# WHAT IS EXPECTED:
Lines containing the string "JSON" are to be collected in full.

# PROVIDED INFORMATION:
┌──

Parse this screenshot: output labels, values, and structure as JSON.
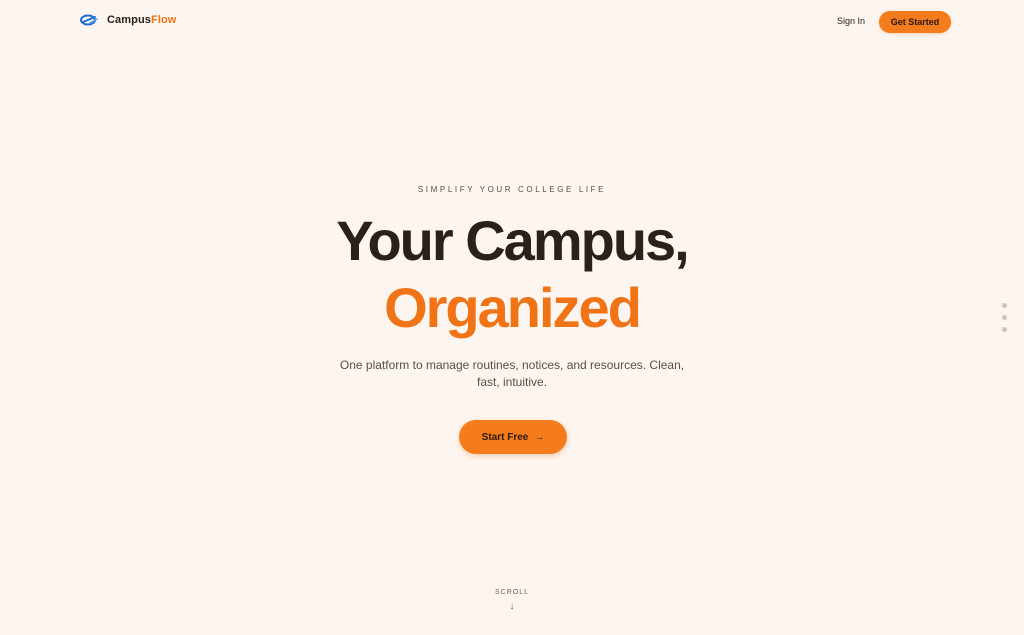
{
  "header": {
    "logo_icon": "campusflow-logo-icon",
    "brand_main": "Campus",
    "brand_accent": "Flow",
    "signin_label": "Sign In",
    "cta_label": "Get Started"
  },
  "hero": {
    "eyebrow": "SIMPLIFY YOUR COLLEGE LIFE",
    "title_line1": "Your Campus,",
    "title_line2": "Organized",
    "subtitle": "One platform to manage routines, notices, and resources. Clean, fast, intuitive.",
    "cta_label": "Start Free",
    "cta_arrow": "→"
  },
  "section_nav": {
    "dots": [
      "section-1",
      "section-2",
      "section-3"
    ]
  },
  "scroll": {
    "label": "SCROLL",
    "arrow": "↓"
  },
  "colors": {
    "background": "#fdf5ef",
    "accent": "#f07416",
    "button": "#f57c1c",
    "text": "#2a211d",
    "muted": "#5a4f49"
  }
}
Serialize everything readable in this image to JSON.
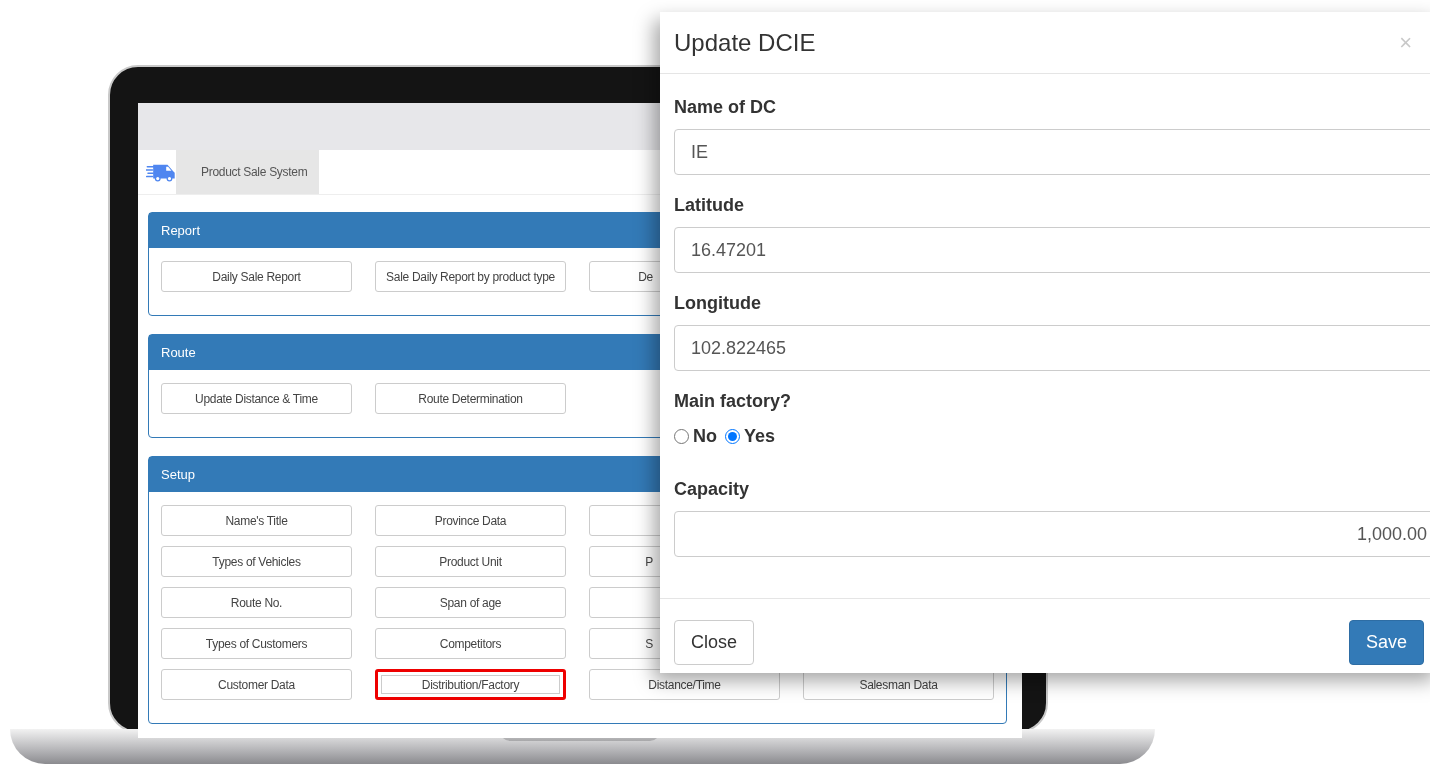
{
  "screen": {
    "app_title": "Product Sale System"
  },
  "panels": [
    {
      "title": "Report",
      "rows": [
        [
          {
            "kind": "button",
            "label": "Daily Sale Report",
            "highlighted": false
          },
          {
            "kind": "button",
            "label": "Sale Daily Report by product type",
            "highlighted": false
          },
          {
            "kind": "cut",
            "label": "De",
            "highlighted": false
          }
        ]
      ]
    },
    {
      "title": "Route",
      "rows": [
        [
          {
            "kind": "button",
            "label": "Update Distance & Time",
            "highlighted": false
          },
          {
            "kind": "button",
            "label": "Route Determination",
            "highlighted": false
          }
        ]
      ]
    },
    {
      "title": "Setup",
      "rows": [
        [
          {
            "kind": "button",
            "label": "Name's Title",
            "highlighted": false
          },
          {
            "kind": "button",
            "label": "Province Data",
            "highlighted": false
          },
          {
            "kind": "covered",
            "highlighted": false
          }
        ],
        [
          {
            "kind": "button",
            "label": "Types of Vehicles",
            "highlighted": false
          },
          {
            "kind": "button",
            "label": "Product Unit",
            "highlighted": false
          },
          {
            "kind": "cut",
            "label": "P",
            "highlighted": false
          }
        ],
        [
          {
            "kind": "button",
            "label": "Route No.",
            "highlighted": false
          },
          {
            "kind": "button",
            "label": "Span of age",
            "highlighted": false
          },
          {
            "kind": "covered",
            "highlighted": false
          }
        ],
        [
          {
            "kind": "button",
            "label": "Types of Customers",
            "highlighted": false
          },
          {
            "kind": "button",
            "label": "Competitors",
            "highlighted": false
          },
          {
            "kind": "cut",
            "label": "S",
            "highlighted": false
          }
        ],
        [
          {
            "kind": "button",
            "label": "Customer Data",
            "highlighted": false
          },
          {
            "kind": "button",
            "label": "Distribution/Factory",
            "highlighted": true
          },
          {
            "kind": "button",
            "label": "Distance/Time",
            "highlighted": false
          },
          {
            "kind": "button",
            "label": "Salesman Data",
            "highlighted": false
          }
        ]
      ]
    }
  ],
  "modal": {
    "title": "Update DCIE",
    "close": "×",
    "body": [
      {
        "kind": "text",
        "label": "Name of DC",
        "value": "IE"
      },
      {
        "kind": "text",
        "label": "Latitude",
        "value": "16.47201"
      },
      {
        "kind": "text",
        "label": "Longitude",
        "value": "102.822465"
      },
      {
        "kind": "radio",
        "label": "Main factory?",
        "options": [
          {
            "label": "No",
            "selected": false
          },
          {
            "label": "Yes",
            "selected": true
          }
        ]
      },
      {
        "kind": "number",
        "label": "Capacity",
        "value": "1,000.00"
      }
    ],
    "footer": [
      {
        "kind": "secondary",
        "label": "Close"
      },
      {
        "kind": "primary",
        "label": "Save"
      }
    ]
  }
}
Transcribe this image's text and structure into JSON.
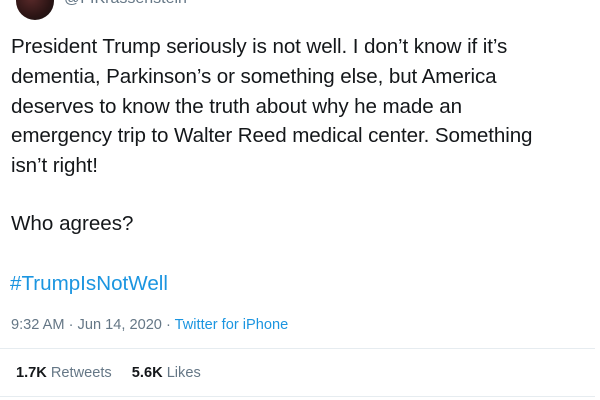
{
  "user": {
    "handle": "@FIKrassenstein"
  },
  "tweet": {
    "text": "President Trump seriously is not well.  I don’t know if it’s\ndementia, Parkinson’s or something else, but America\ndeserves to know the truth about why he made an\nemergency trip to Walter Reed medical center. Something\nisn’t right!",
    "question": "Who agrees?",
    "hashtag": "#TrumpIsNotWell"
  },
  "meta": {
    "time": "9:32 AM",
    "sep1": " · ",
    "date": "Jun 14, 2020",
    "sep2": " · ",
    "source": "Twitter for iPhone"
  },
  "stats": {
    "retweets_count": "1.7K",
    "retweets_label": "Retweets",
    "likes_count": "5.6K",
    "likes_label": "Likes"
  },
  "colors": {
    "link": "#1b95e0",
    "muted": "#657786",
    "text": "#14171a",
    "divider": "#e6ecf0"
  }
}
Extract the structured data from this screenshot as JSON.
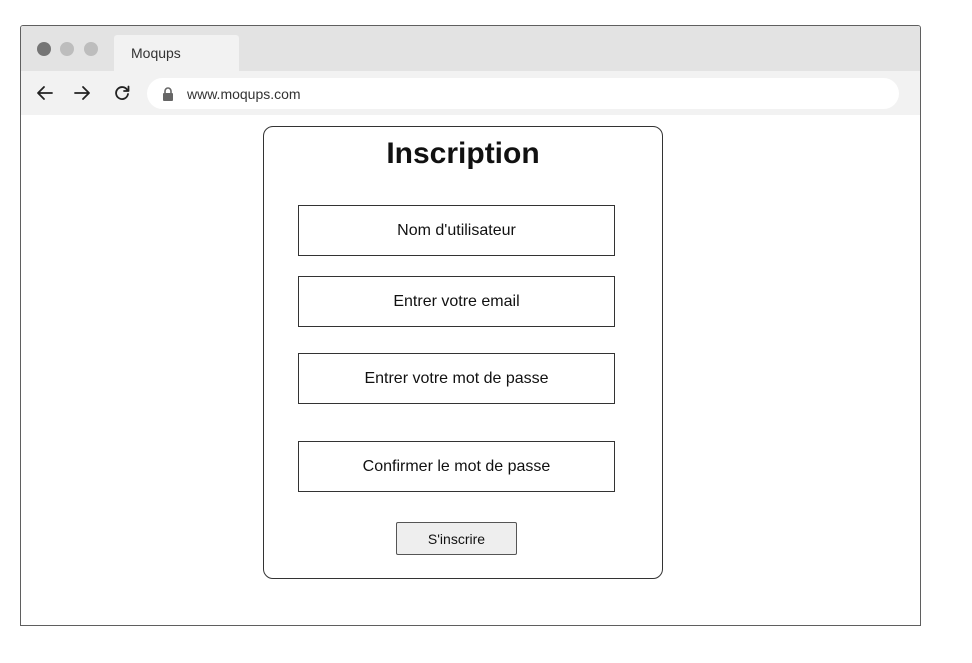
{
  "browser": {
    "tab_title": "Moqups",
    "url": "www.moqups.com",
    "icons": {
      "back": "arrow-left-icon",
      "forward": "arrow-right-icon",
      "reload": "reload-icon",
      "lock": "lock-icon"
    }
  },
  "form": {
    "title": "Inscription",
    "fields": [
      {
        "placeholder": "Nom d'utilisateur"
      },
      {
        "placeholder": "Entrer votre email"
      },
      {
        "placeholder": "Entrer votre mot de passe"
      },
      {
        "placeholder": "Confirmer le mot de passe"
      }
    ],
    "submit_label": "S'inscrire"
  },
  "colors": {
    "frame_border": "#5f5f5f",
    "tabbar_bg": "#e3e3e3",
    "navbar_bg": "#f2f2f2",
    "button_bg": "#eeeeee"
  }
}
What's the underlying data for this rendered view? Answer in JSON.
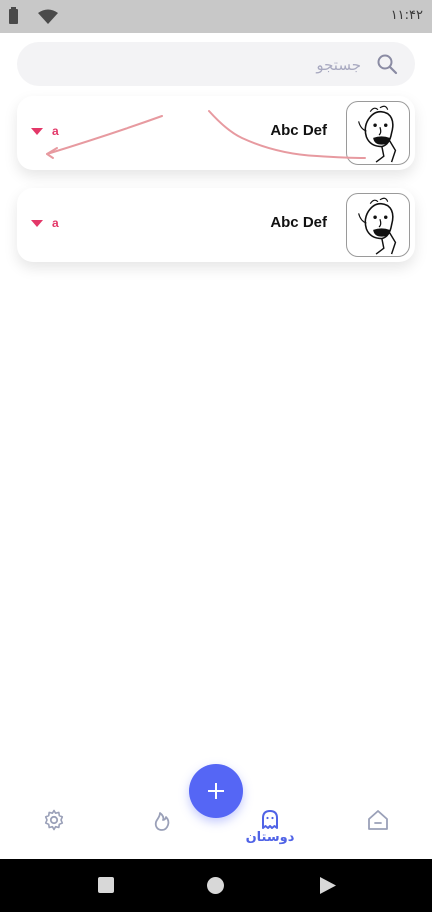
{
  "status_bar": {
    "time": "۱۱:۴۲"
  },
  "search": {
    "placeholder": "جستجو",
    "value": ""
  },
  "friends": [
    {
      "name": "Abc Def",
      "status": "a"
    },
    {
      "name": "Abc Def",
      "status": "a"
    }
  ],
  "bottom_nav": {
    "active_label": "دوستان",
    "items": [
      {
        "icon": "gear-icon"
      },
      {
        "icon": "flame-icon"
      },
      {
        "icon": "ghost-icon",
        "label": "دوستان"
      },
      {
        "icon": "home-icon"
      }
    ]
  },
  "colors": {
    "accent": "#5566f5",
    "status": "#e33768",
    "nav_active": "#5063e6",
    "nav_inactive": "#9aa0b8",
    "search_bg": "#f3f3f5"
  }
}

└──

# FULL ANSWER:
Parse this screenshot: output labels, values, and structure as JSON.
Serialize everything readable in this image to JSON.
Transcribe this image's text and structure into JSON.
Extract the structured data from this screenshot as JSON.
What's the underlying data for this rendered view? Answer in JSON.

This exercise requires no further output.